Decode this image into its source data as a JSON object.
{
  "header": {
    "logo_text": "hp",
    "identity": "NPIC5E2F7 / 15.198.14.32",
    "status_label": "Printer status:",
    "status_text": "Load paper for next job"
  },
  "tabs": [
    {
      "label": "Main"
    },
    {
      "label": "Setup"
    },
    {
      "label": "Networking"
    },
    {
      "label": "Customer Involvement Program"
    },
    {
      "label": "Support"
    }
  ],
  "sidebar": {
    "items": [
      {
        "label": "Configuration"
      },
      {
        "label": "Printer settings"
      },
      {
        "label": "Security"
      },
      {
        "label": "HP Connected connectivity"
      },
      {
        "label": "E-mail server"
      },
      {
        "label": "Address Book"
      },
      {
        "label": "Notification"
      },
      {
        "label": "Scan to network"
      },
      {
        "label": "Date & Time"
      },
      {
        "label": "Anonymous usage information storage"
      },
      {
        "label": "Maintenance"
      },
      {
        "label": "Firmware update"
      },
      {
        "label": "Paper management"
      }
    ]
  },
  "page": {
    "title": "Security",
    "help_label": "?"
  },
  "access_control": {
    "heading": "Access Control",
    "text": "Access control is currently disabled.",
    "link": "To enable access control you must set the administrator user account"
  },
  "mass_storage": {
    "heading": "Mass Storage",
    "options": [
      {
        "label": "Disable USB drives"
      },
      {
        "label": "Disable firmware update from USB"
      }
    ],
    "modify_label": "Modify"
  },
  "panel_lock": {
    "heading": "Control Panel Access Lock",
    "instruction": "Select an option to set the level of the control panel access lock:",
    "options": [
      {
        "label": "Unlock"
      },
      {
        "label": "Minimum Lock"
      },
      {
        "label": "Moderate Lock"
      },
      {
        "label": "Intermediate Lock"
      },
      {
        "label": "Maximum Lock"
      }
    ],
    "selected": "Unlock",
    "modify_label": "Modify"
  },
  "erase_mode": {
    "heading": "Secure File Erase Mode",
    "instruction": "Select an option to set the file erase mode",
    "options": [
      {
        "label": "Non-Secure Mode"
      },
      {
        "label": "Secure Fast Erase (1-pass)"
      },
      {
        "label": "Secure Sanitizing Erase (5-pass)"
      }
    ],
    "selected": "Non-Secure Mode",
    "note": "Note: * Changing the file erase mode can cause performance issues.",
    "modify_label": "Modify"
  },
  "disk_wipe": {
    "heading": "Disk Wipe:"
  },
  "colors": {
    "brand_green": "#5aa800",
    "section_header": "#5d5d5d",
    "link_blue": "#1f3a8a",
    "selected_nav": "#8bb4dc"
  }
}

--

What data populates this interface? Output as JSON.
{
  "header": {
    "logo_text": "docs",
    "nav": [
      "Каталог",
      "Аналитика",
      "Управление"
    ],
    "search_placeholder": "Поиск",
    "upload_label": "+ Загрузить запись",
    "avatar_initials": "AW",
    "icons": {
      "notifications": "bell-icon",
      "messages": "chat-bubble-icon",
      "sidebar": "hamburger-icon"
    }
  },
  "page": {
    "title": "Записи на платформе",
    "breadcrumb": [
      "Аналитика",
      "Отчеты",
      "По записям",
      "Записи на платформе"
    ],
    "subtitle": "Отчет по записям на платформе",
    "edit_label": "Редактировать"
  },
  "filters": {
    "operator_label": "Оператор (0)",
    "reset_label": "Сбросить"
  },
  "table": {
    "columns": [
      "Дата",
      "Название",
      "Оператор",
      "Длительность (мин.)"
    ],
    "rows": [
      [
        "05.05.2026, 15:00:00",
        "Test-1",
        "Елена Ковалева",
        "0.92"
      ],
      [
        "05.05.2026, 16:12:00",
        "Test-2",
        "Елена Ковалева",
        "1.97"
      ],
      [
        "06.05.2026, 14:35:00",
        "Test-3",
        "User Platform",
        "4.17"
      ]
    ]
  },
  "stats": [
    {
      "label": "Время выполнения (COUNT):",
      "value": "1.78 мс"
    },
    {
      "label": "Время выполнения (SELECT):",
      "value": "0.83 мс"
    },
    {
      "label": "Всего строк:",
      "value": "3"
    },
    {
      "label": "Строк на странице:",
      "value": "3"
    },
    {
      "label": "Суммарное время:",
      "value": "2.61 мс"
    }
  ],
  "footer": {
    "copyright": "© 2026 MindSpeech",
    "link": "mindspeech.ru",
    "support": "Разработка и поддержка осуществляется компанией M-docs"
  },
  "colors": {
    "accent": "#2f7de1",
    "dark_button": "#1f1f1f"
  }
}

* **Directive**
Filter the records above for lines containing the word "платформе", and copy those lines.

* **Solved exercise**
    "title": "Записи на платформе",
      "Записи на платформе"
    "subtitle": "Отчет по записям на платформе",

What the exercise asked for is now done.